- **WORK INSTRUCTIONS**
Go through the entries and say how many lines contain the string "constant". The number is the whole answer.

- **MATERIALS PROVIDED**

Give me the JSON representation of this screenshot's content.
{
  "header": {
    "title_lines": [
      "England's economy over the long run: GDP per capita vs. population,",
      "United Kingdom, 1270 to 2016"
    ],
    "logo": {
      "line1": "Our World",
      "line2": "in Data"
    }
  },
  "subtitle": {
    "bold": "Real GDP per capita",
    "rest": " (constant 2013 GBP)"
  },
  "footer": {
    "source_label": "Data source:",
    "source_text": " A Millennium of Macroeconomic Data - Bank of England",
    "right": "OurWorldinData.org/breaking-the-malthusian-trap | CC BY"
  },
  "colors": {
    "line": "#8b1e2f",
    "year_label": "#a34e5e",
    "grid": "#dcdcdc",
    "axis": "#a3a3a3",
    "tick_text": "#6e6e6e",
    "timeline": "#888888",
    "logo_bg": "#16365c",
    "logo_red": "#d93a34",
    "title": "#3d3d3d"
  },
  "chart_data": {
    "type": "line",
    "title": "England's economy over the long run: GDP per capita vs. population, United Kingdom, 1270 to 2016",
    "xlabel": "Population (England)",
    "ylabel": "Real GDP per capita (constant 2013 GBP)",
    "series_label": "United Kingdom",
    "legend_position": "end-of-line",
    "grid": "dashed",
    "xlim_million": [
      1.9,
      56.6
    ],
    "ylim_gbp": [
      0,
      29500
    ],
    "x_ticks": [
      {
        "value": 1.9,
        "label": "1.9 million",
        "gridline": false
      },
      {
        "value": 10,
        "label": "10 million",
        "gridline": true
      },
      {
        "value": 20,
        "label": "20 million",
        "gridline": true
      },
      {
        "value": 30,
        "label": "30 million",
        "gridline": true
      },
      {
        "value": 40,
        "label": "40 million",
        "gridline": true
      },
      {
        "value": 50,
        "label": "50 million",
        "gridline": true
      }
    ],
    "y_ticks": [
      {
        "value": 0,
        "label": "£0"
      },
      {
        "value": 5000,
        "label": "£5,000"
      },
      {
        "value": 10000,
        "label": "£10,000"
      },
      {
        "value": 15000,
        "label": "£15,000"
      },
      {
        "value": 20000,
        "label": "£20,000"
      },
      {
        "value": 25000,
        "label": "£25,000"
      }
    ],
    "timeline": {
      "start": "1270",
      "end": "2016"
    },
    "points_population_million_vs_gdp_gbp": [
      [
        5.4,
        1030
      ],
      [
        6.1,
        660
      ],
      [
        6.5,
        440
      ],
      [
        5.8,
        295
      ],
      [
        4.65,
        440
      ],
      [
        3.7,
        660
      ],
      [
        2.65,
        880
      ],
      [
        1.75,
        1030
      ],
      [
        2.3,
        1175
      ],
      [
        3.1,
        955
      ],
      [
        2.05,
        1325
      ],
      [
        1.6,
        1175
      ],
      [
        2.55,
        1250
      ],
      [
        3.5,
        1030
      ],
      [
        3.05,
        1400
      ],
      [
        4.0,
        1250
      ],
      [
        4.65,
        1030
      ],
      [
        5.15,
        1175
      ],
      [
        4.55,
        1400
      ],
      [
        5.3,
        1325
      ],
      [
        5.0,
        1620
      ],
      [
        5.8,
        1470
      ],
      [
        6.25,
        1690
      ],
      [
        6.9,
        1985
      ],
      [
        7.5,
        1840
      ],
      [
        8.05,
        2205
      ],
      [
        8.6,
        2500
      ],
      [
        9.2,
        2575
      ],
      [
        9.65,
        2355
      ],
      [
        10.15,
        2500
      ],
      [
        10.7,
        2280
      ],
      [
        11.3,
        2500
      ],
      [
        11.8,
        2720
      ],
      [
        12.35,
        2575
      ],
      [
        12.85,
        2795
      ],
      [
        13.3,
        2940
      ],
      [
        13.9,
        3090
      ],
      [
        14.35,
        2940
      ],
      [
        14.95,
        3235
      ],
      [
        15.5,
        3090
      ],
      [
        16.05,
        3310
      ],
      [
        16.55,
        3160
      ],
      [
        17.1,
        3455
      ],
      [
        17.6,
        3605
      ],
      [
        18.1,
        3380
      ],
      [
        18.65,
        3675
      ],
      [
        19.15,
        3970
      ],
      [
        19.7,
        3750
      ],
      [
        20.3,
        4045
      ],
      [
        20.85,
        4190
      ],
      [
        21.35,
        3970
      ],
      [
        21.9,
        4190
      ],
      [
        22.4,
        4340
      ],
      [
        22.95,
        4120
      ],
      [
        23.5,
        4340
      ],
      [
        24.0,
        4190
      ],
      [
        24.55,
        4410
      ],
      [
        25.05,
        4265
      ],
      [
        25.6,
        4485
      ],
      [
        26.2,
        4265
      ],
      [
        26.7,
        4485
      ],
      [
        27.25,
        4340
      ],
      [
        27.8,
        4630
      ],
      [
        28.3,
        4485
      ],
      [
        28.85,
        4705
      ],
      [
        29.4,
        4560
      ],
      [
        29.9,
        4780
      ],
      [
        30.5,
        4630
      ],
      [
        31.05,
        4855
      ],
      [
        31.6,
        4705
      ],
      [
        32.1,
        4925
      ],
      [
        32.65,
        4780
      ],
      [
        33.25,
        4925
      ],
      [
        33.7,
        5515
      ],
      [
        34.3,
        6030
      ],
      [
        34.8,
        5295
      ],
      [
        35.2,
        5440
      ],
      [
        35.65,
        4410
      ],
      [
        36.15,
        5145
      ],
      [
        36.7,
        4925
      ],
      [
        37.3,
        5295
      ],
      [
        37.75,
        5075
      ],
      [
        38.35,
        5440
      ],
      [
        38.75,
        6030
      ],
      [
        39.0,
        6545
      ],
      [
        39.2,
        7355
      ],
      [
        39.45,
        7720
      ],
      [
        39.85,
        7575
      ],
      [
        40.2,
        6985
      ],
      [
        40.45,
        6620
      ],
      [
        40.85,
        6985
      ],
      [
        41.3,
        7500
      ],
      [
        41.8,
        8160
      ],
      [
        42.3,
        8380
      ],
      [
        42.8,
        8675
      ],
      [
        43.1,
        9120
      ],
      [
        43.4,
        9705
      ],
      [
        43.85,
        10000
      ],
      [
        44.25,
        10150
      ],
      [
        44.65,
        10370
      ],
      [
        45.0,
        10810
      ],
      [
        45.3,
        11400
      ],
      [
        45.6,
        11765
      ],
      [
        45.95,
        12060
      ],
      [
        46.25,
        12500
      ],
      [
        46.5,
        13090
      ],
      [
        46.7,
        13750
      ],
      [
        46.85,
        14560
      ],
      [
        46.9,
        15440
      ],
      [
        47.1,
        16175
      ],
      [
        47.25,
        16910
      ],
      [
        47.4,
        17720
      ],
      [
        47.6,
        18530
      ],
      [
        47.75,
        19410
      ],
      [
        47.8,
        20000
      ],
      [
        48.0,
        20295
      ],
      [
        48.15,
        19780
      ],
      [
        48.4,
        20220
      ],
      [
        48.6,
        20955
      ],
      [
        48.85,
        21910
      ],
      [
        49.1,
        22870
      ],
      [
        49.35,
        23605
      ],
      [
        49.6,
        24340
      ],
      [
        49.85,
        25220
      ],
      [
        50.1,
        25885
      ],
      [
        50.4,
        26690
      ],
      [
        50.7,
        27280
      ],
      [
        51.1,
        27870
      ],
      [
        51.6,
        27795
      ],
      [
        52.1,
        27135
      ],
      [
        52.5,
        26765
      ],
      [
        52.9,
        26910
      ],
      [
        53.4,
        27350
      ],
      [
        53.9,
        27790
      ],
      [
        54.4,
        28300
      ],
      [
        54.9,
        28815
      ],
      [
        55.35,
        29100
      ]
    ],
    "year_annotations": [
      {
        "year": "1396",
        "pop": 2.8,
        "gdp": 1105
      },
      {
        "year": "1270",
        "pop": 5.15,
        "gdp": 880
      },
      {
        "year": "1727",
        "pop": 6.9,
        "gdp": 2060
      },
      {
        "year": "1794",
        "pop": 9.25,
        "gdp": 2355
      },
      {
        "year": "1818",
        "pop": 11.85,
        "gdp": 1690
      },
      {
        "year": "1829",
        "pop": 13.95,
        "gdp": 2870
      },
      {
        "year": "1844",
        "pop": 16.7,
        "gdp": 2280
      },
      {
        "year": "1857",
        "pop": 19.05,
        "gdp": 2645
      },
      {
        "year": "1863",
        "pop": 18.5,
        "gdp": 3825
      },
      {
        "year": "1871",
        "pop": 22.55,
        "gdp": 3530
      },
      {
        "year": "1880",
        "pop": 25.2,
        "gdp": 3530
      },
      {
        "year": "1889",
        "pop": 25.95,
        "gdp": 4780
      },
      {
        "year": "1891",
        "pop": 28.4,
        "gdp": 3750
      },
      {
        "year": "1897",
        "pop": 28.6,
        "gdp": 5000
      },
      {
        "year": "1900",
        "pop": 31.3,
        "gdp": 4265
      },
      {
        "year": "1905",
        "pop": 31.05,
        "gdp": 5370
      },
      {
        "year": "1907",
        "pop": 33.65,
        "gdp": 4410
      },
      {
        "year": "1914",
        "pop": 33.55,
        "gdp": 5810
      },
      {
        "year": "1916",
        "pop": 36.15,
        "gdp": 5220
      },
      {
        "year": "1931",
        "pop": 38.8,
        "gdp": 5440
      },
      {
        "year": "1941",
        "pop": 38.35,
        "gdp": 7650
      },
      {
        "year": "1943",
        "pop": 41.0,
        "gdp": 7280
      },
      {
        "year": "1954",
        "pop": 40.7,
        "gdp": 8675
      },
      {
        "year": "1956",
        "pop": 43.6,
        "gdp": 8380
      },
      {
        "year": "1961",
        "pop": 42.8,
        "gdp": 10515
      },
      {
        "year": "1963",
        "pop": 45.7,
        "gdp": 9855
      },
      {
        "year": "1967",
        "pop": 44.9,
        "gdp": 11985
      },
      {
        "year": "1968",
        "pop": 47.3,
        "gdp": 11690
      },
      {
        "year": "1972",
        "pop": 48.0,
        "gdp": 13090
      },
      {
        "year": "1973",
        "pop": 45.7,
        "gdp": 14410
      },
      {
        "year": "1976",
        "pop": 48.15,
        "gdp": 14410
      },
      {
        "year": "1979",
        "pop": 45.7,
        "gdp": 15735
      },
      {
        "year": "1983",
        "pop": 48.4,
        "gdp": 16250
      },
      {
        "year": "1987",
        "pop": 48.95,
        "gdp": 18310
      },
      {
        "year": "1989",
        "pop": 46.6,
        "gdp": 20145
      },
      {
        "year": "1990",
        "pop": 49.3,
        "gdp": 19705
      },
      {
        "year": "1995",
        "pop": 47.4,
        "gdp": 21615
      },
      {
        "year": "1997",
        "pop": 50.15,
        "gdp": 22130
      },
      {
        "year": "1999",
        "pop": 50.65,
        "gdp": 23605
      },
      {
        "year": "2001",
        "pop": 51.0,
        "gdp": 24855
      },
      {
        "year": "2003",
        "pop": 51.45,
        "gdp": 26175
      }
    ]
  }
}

- **RESULT**
2